◆ **Given text**
A little over a week ago, I went through one of my periodic episodes of local media exposure in the papers and on radio. I was asked to say my piece about the recent “Internet strike” by sites like Wikipedia and Reddit, who were protesting proposed US legislation intended to curb out-of-country internet activity that violated American copyright and patent laws.
It is not my attention to use this space to reiterate what I already said elsewhere. (For the record, it was that the two American bills – SOPA and PIPA – were bad and dishonest legislation, and should be of concern Canadians because our politicians are about as digitally bone-headed as theirs).
Instead, I want to address one small, personal issue, and then a larger, more world-general issue, that arose for me from debate around those two bills.
First, on the personal level, I was unsettled by being named, in both press and radio, as “Rick Steele of the Yukon Technology Innovation Centre.”
That designation caused me trouble for two reasons: First, the mention of the Technology Innovation Centre is out of date – I now work in the Technology Innovation program of the Yukon Research Centre. Second, my comments on the two pieces of legislation in question were personal utterances, not expressions of opinion on behalf of the Yukon Research Centre.
I am always careful, in this column, to avoid any confusion between my activities as a small town columnist and my activities as an employee of Yukon College. Perhaps, in the heat of the conversation I was then engaged in with the press, I did not do enough to make clear the capacity in which I was speaking. My bad.
Given the controversial title and content of this particular column, that source-alert is of more than perfunctory importance, as I now move on to the larger, more important question that came to my mind as the “Internet strike” developed and bore its fruit.
This is me talking, not the company I happen to work for.
It struck me that the whole debate about intellectual property rights and the public right to information is probably on the brink of becoming moot and irrelevant – because copyright and patent laws are becoming irrelevant to the new marketplace of ideas.
Both the Stop Offshore Piracy Act (SOPA) and the Protection of Intellectual Property Act (PIPA) are lame and ill-considered attempts by the US government to alter an economic reality that is facing American industry: the rising economic powers of the world, especially China, are not going to agree to play the West’s ponderous, corrupt and empty game of intellectual property law.
They are not so much violating copyright and patent law as abolishing those things by imperial indifference.
And, whatever we might think of Chinese political and business practices, the collapse of the existing intellectual property regime may not be such a bad thing.
Nobody except the most rabid leftist libertarian is going to deny that people and organizations that come up with interesting new ideas, products, songs or stories have a right to expect some fair economic recompense for the time and imagination they invested in doing those things.
But it does not follow that the copyright and patent rules currently agreed upon (more or less) by the “developed” nations actually do anything to stimulate or reward personal or corporate inventiveness, or to provide any guarantee that innovators, artists or inventors will get a fair economic return for their time and talent.
The chief reward-recipients of the current intellectual property management system, in fact, are lawyers, big commercial and arts-media corporations, and the lobby groups representing the interests of those parties.
Most patents on file at the US or Canadian patent office, for instance, are deadwood that will never see the commercial light of day; but the patent offices and patent lawyer firms run through an obscene amount of money developing and filing them, because the filing system is so lucratively hyper-complicated and financially bloated.

◆ **Problem 1**
Return the passage of the column on SOPA and PIPA from "The chief reward-recipients" up to and including "and financially bloated.".
◆ **Problem 2**
According to the column on SOPA and PIPA, where does the writer now work?
The lines that follow have no connection to the column above.

Stored data entries:
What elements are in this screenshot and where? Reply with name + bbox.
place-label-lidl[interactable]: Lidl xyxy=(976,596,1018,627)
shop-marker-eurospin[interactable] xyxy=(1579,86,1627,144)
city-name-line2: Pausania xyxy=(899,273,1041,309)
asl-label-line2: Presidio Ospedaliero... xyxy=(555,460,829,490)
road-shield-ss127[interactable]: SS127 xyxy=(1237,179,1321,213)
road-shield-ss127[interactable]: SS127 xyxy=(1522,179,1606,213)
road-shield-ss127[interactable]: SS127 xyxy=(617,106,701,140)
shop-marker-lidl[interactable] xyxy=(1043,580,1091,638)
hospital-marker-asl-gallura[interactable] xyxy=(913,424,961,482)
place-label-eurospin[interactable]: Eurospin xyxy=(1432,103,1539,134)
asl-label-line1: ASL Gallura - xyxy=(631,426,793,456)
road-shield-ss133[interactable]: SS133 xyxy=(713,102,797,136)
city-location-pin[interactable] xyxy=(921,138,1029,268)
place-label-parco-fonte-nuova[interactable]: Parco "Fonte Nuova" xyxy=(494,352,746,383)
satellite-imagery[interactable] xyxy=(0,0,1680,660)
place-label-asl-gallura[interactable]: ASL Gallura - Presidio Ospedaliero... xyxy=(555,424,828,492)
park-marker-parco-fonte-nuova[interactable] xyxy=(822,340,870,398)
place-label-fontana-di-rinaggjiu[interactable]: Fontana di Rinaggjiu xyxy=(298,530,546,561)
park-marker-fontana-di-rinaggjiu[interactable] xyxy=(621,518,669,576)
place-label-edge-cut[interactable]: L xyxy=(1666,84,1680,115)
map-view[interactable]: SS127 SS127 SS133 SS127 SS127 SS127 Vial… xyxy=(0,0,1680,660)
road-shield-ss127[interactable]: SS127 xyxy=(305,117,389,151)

◆ **Task solution 1**
The chief reward-recipients of the current intellectual property management system, in fact, are lawyers, big commercial and arts-media corporations, and the lobby groups representing the interests of those parties.
Most patents on file at the US or Canadian patent office, for instance, are deadwood that will never see the commercial light of day; but the patent offices and patent lawyer firms run through an obscene amount of money developing and filing them, because the filing system is so lucratively hyper-complicated and financially bloated.

◆ **Task solution 2**
In the Technology Innovation program of the Yukon Research Centre.